# Supplied data

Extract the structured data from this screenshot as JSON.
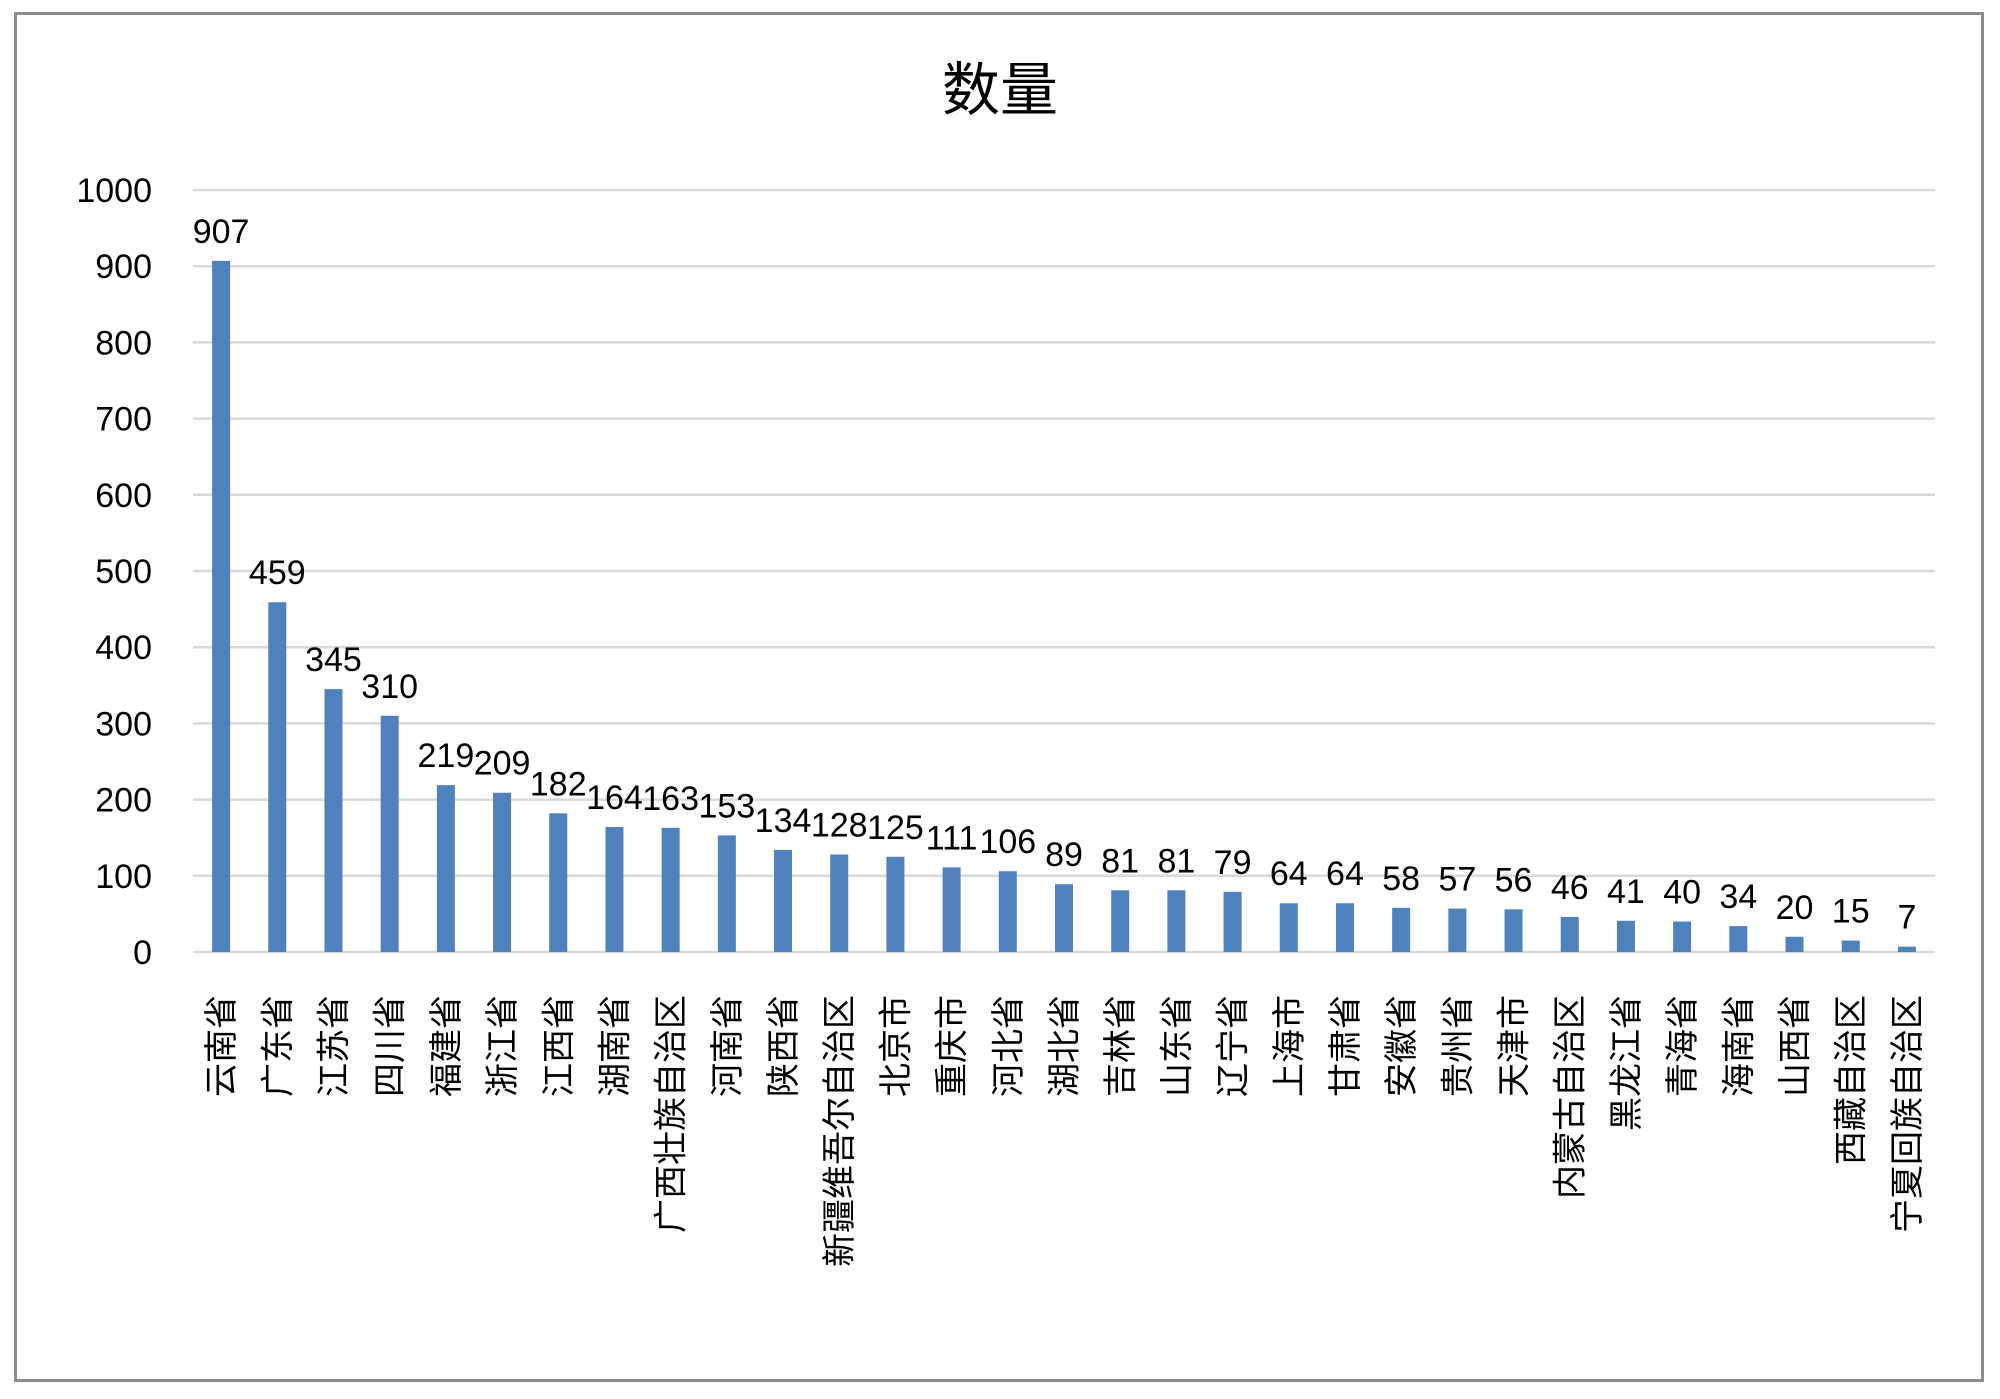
{
  "chart_data": {
    "type": "bar",
    "title": "数量",
    "xlabel": "",
    "ylabel": "",
    "ylim": [
      0,
      1000
    ],
    "yticks": [
      0,
      100,
      200,
      300,
      400,
      500,
      600,
      700,
      800,
      900,
      1000
    ],
    "grid": true,
    "legend": "none",
    "bar_color": "#4f81bd",
    "categories": [
      "云南省",
      "广东省",
      "江苏省",
      "四川省",
      "福建省",
      "浙江省",
      "江西省",
      "湖南省",
      "广西壮族自治区",
      "河南省",
      "陕西省",
      "新疆维吾尔自治区",
      "北京市",
      "重庆市",
      "河北省",
      "湖北省",
      "吉林省",
      "山东省",
      "辽宁省",
      "上海市",
      "甘肃省",
      "安徽省",
      "贵州省",
      "天津市",
      "内蒙古自治区",
      "黑龙江省",
      "青海省",
      "海南省",
      "山西省",
      "西藏自治区",
      "宁夏回族自治区"
    ],
    "values": [
      907,
      459,
      345,
      310,
      219,
      209,
      182,
      164,
      163,
      153,
      134,
      128,
      125,
      111,
      106,
      89,
      81,
      81,
      79,
      64,
      64,
      58,
      57,
      56,
      46,
      41,
      40,
      34,
      20,
      15,
      7
    ]
  }
}
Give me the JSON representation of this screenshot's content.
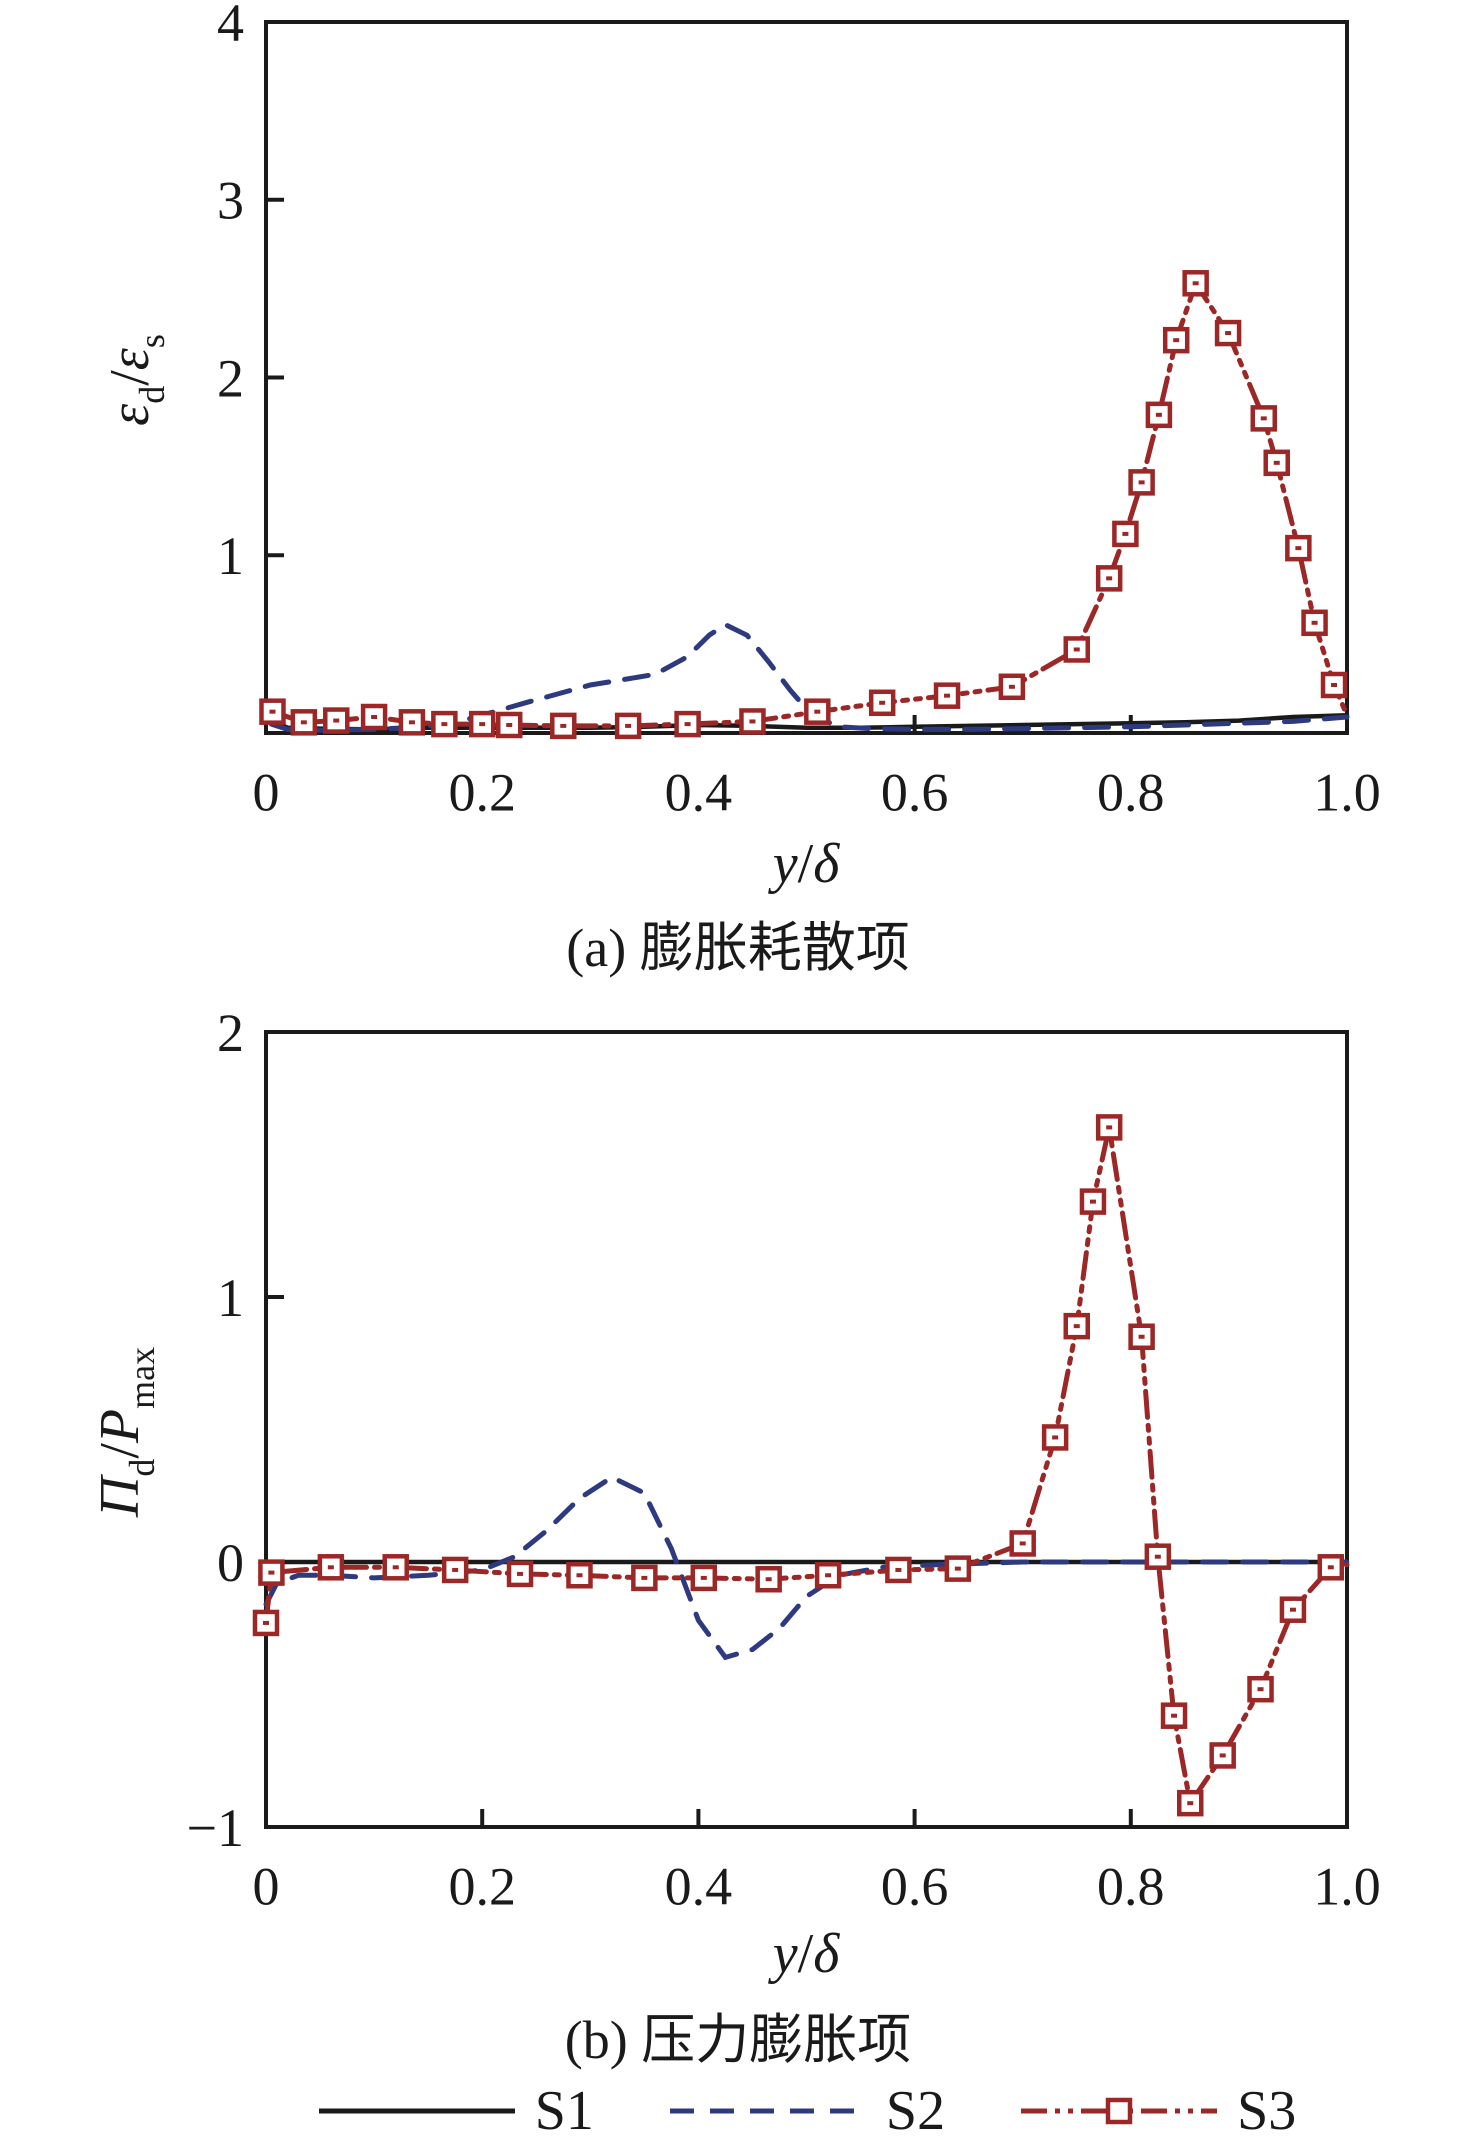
{
  "page": {
    "background": "#ffffff"
  },
  "colors": {
    "axis": "#1a1a1a",
    "s1": "#1a1a1a",
    "s2": "#2e3a80",
    "s3": "#9b2826"
  },
  "legend": {
    "position": "bottom-center",
    "items": [
      {
        "id": "s1",
        "label": "S1",
        "line": "solid",
        "color": "#1a1a1a",
        "marker": "none"
      },
      {
        "id": "s2",
        "label": "S2",
        "line": "dashed",
        "color": "#2e3a80",
        "marker": "none"
      },
      {
        "id": "s3",
        "label": "S3",
        "line": "dashdotdot",
        "color": "#9b2826",
        "marker": "square"
      }
    ]
  },
  "chart_data": [
    {
      "id": "a",
      "type": "line",
      "caption": "(a) 膨胀耗散项",
      "xlabel": "y/δ",
      "ylabel": "εd/εs",
      "xlabel_segments": [
        {
          "text": "y",
          "italic": true
        },
        {
          "text": "/"
        },
        {
          "text": "δ",
          "italic": true
        }
      ],
      "ylabel_segments": [
        {
          "text": "ε",
          "italic": true
        },
        {
          "text": "d",
          "sub": true
        },
        {
          "text": "/"
        },
        {
          "text": "ε",
          "italic": true
        },
        {
          "text": "s",
          "sub": true
        }
      ],
      "xlim": [
        0,
        1.0
      ],
      "ylim": [
        0,
        4
      ],
      "grid": false,
      "xticks": [
        {
          "v": 0,
          "label": "0"
        },
        {
          "v": 0.2,
          "label": "0.2"
        },
        {
          "v": 0.4,
          "label": "0.4"
        },
        {
          "v": 0.6,
          "label": "0.6"
        },
        {
          "v": 0.8,
          "label": "0.8"
        },
        {
          "v": 1.0,
          "label": "1.0"
        }
      ],
      "yticks": [
        {
          "v": 1,
          "label": "1"
        },
        {
          "v": 2,
          "label": "2"
        },
        {
          "v": 3,
          "label": "3"
        },
        {
          "v": 4,
          "label": "4"
        }
      ],
      "series": [
        {
          "name": "S1",
          "color": "#1a1a1a",
          "style": "solid",
          "marker": "none",
          "x": [
            0.005,
            0.02,
            0.05,
            0.1,
            0.15,
            0.2,
            0.25,
            0.3,
            0.35,
            0.4,
            0.45,
            0.5,
            0.55,
            0.6,
            0.65,
            0.7,
            0.75,
            0.8,
            0.85,
            0.9,
            0.95,
            1.0
          ],
          "y": [
            0.07,
            0.03,
            0.025,
            0.02,
            0.03,
            0.03,
            0.03,
            0.03,
            0.035,
            0.045,
            0.04,
            0.03,
            0.03,
            0.035,
            0.04,
            0.045,
            0.05,
            0.055,
            0.06,
            0.07,
            0.09,
            0.1
          ]
        },
        {
          "name": "S2",
          "color": "#2e3a80",
          "style": "dashed",
          "marker": "none",
          "x": [
            0.005,
            0.02,
            0.05,
            0.1,
            0.13,
            0.17,
            0.2,
            0.24,
            0.27,
            0.3,
            0.33,
            0.36,
            0.39,
            0.41,
            0.425,
            0.445,
            0.465,
            0.485,
            0.505,
            0.53,
            0.56,
            0.6,
            0.65,
            0.7,
            0.75,
            0.8,
            0.85,
            0.9,
            0.95,
            1.0
          ],
          "y": [
            0.05,
            0.02,
            0.015,
            0.02,
            0.03,
            0.05,
            0.1,
            0.17,
            0.22,
            0.27,
            0.3,
            0.33,
            0.43,
            0.55,
            0.61,
            0.55,
            0.4,
            0.24,
            0.1,
            0.035,
            0.025,
            0.02,
            0.02,
            0.025,
            0.03,
            0.035,
            0.045,
            0.055,
            0.065,
            0.09
          ]
        },
        {
          "name": "S3",
          "color": "#9b2826",
          "style": "dashdotdot",
          "marker": "square",
          "x": [
            0.006,
            0.035,
            0.065,
            0.1,
            0.135,
            0.165,
            0.2,
            0.225,
            0.275,
            0.335,
            0.39,
            0.45,
            0.51,
            0.57,
            0.63,
            0.69,
            0.75,
            0.78,
            0.795,
            0.81,
            0.826,
            0.842,
            0.86,
            0.89,
            0.923,
            0.935,
            0.955,
            0.97,
            0.988,
            1.0
          ],
          "y": [
            0.12,
            0.06,
            0.07,
            0.09,
            0.06,
            0.05,
            0.05,
            0.045,
            0.04,
            0.04,
            0.05,
            0.065,
            0.12,
            0.17,
            0.21,
            0.26,
            0.47,
            0.87,
            1.12,
            1.41,
            1.79,
            2.21,
            2.53,
            2.25,
            1.77,
            1.52,
            1.04,
            0.62,
            0.27,
            0.1
          ],
          "mx": [
            0.006,
            0.035,
            0.065,
            0.1,
            0.135,
            0.165,
            0.2,
            0.225,
            0.275,
            0.335,
            0.39,
            0.45,
            0.51,
            0.57,
            0.63,
            0.69,
            0.75,
            0.78,
            0.795,
            0.81,
            0.826,
            0.842,
            0.86,
            0.89,
            0.923,
            0.935,
            0.955,
            0.97,
            0.988
          ],
          "my": [
            0.12,
            0.06,
            0.07,
            0.09,
            0.06,
            0.05,
            0.05,
            0.045,
            0.04,
            0.04,
            0.05,
            0.065,
            0.12,
            0.17,
            0.21,
            0.26,
            0.47,
            0.87,
            1.12,
            1.41,
            1.79,
            2.21,
            2.53,
            2.25,
            1.77,
            1.52,
            1.04,
            0.62,
            0.27
          ]
        }
      ]
    },
    {
      "id": "b",
      "type": "line",
      "caption": "(b) 压力膨胀项",
      "xlabel": "y/δ",
      "ylabel": "Πd/Pmax",
      "xlabel_segments": [
        {
          "text": "y",
          "italic": true
        },
        {
          "text": "/"
        },
        {
          "text": "δ",
          "italic": true
        }
      ],
      "ylabel_segments": [
        {
          "text": "Π",
          "italic": true
        },
        {
          "text": "d",
          "sub": true
        },
        {
          "text": "/"
        },
        {
          "text": "P",
          "italic": true
        },
        {
          "text": "max",
          "sub": true
        }
      ],
      "xlim": [
        0,
        1.0
      ],
      "ylim": [
        -1,
        2
      ],
      "grid": false,
      "xticks": [
        {
          "v": 0,
          "label": "0"
        },
        {
          "v": 0.2,
          "label": "0.2"
        },
        {
          "v": 0.4,
          "label": "0.4"
        },
        {
          "v": 0.6,
          "label": "0.6"
        },
        {
          "v": 0.8,
          "label": "0.8"
        },
        {
          "v": 1.0,
          "label": "1.0"
        }
      ],
      "yticks": [
        {
          "v": -1,
          "label": "−1"
        },
        {
          "v": 0,
          "label": "0"
        },
        {
          "v": 1,
          "label": "1"
        },
        {
          "v": 2,
          "label": "2"
        }
      ],
      "series": [
        {
          "name": "S1",
          "color": "#1a1a1a",
          "style": "solid",
          "marker": "none",
          "x": [
            0,
            1.0
          ],
          "y": [
            0,
            0
          ]
        },
        {
          "name": "S2",
          "color": "#2e3a80",
          "style": "dashed",
          "marker": "none",
          "x": [
            0.0,
            0.01,
            0.03,
            0.06,
            0.1,
            0.15,
            0.2,
            0.23,
            0.26,
            0.29,
            0.32,
            0.35,
            0.375,
            0.4,
            0.425,
            0.45,
            0.475,
            0.5,
            0.53,
            0.57,
            0.62,
            0.7,
            0.8,
            0.9,
            1.0
          ],
          "y": [
            -0.16,
            -0.08,
            -0.05,
            -0.05,
            -0.06,
            -0.05,
            -0.03,
            0.02,
            0.12,
            0.24,
            0.32,
            0.26,
            0.05,
            -0.22,
            -0.36,
            -0.33,
            -0.25,
            -0.13,
            -0.05,
            -0.02,
            -0.01,
            0.0,
            0.0,
            0.0,
            0.0
          ]
        },
        {
          "name": "S3",
          "color": "#9b2826",
          "style": "dashdotdot",
          "marker": "square",
          "x": [
            0.0,
            0.005,
            0.06,
            0.12,
            0.175,
            0.235,
            0.29,
            0.35,
            0.405,
            0.465,
            0.52,
            0.585,
            0.64,
            0.7,
            0.73,
            0.75,
            0.765,
            0.78,
            0.81,
            0.825,
            0.84,
            0.855,
            0.885,
            0.92,
            0.95,
            0.985,
            1.0
          ],
          "y": [
            -0.23,
            -0.04,
            -0.02,
            -0.02,
            -0.03,
            -0.045,
            -0.05,
            -0.06,
            -0.06,
            -0.065,
            -0.05,
            -0.03,
            -0.025,
            0.07,
            0.47,
            0.89,
            1.36,
            1.64,
            0.85,
            0.02,
            -0.58,
            -0.91,
            -0.73,
            -0.48,
            -0.18,
            -0.02,
            -0.01
          ],
          "mx": [
            0.0,
            0.005,
            0.06,
            0.12,
            0.175,
            0.235,
            0.29,
            0.35,
            0.405,
            0.465,
            0.52,
            0.585,
            0.64,
            0.7,
            0.73,
            0.75,
            0.765,
            0.78,
            0.81,
            0.825,
            0.84,
            0.855,
            0.885,
            0.92,
            0.95,
            0.985
          ],
          "my": [
            -0.23,
            -0.04,
            -0.02,
            -0.02,
            -0.03,
            -0.045,
            -0.05,
            -0.06,
            -0.06,
            -0.065,
            -0.05,
            -0.03,
            -0.025,
            0.07,
            0.47,
            0.89,
            1.36,
            1.64,
            0.85,
            0.02,
            -0.58,
            -0.91,
            -0.73,
            -0.48,
            -0.18,
            -0.02
          ]
        }
      ]
    }
  ]
}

# What to work on
Find the word "this" in the records and pull out each line that has it.

# Completed task
Extract the structured data from this screenshot as JSON.
Give me the JSON representation of this screenshot's content.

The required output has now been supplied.